» Exercise directions:
Report how many lines include the word "accounting", and nothing besides that number.

» Records supplied:
►

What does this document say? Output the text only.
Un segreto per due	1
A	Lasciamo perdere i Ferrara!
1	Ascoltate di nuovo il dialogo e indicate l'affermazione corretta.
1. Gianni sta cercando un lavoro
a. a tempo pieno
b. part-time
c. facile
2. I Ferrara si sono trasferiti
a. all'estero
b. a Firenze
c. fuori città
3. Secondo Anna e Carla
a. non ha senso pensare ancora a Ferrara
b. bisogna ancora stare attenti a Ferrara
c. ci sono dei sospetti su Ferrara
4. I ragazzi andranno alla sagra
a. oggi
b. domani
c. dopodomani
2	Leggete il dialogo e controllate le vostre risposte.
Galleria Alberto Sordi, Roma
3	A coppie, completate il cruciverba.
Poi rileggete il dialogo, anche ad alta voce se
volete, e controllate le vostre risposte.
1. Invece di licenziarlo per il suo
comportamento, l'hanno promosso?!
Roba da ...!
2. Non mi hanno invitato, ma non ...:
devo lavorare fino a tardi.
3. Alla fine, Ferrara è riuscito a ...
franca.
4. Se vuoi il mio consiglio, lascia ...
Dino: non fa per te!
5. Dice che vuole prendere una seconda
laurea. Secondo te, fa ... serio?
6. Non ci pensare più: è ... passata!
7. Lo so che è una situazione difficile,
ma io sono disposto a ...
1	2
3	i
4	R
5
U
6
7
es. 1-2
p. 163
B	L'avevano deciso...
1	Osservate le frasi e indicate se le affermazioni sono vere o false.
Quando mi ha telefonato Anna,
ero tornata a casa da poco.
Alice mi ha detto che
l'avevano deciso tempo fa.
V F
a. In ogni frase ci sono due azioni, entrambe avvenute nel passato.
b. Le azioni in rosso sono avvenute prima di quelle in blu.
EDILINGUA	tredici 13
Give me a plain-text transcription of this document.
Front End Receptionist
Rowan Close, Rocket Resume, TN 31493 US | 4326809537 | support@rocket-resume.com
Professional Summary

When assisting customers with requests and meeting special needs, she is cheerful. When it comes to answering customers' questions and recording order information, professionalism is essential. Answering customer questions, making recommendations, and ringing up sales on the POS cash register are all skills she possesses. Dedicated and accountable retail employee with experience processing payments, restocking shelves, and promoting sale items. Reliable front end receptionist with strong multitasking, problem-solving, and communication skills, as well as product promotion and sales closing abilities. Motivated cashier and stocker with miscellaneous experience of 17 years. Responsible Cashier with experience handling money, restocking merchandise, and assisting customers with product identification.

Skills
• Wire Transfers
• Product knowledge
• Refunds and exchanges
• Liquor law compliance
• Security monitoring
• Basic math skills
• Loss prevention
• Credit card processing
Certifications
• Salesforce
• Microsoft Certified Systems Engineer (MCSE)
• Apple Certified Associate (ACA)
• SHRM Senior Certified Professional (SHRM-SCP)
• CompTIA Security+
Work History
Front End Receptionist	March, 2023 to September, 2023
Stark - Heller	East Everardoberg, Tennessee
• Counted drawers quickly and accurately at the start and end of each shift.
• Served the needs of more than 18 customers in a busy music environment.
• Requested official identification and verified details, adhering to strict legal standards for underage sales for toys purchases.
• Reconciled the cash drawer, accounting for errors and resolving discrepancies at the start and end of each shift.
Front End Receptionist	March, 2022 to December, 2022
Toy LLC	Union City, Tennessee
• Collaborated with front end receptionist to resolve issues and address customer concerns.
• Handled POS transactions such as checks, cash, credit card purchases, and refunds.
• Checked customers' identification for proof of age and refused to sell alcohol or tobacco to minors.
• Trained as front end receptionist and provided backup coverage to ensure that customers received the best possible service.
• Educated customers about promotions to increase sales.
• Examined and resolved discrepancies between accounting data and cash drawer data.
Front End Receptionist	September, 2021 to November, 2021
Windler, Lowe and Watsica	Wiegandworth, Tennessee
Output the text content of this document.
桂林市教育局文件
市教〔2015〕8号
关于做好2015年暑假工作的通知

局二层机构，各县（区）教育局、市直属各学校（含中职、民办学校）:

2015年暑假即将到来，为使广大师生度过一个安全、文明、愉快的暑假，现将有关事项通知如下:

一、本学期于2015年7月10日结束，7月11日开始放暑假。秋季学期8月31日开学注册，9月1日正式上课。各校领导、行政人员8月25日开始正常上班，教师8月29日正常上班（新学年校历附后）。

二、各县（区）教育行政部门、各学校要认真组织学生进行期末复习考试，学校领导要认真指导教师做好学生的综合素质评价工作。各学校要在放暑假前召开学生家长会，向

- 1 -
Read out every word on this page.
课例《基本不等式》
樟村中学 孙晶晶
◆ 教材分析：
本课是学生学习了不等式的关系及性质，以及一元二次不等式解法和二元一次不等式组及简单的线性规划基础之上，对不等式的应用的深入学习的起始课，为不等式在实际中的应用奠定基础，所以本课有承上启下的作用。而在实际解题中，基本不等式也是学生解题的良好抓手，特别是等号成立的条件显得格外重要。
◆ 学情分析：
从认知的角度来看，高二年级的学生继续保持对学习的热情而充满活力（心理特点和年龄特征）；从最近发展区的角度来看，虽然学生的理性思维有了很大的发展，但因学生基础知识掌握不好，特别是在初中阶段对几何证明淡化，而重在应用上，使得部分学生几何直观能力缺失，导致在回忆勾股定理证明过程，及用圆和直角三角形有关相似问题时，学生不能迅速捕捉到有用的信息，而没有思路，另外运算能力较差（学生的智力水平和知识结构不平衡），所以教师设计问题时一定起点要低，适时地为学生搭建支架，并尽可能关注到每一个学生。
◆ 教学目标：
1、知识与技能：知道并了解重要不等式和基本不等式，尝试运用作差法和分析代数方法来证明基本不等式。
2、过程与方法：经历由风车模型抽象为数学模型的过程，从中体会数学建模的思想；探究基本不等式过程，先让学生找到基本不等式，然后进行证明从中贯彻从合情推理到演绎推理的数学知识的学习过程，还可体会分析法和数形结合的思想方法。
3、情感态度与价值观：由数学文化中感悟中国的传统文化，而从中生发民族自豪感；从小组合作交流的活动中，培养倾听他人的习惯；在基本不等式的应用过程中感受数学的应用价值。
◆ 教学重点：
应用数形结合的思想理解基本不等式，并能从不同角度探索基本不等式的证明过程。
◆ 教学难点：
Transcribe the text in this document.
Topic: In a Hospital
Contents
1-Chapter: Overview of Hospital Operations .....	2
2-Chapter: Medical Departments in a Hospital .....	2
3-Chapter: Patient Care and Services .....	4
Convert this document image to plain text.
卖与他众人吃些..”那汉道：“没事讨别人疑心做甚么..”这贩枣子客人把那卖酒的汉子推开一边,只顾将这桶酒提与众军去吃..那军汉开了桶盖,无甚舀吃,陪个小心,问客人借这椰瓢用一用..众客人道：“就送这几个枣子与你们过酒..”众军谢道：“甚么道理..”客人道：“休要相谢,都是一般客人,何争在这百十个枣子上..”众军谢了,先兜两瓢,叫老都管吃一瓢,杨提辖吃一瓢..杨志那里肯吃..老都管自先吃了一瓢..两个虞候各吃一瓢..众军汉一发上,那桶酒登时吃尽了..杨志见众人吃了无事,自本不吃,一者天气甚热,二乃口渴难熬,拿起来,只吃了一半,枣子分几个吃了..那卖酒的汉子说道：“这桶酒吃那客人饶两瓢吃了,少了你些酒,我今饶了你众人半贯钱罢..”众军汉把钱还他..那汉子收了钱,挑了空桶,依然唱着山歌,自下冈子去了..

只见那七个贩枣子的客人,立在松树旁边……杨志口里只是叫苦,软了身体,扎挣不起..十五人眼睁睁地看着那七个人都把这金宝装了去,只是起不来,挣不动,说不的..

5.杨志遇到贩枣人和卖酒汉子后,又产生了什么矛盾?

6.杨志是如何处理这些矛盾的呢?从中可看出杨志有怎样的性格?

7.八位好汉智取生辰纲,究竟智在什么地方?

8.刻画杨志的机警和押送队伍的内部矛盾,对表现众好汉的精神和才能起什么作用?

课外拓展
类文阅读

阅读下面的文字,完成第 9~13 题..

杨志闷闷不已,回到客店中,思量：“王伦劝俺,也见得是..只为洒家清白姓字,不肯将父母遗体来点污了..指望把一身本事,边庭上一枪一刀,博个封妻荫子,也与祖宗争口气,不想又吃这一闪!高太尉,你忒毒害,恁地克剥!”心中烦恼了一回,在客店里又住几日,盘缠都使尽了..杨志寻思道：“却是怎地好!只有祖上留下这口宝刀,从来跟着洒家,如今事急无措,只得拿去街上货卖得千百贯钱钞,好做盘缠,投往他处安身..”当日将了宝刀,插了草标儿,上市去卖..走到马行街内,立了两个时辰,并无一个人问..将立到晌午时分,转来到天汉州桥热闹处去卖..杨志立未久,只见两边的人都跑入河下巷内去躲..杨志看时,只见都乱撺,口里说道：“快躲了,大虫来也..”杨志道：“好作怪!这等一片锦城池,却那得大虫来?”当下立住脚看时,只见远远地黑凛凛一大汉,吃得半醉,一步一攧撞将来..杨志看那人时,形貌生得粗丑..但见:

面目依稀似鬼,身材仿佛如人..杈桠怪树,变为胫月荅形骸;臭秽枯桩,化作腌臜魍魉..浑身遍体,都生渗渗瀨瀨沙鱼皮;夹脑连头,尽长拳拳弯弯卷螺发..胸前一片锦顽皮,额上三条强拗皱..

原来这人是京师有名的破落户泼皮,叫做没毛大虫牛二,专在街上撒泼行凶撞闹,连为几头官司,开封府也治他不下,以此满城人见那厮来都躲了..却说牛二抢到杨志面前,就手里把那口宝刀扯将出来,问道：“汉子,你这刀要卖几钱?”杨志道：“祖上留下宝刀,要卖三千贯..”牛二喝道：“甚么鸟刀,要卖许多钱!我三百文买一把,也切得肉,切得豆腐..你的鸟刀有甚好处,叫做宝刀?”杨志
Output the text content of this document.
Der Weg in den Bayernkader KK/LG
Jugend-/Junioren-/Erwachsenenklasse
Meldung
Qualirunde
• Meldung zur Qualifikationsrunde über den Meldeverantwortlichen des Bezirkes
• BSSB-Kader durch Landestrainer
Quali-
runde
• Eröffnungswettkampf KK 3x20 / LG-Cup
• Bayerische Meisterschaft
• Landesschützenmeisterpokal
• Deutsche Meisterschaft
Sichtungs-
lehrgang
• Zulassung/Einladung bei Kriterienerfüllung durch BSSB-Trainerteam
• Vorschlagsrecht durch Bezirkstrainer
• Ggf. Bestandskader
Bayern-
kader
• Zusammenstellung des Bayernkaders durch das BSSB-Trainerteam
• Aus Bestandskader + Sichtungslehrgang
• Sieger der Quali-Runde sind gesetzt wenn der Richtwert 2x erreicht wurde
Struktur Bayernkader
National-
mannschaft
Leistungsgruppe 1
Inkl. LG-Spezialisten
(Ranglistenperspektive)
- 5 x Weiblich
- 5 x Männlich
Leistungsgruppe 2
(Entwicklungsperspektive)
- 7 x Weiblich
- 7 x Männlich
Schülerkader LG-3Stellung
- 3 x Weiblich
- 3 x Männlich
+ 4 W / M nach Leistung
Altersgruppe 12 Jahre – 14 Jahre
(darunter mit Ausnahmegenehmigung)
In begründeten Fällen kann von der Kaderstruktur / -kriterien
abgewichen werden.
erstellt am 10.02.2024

◄

» Answer to the exercise:
2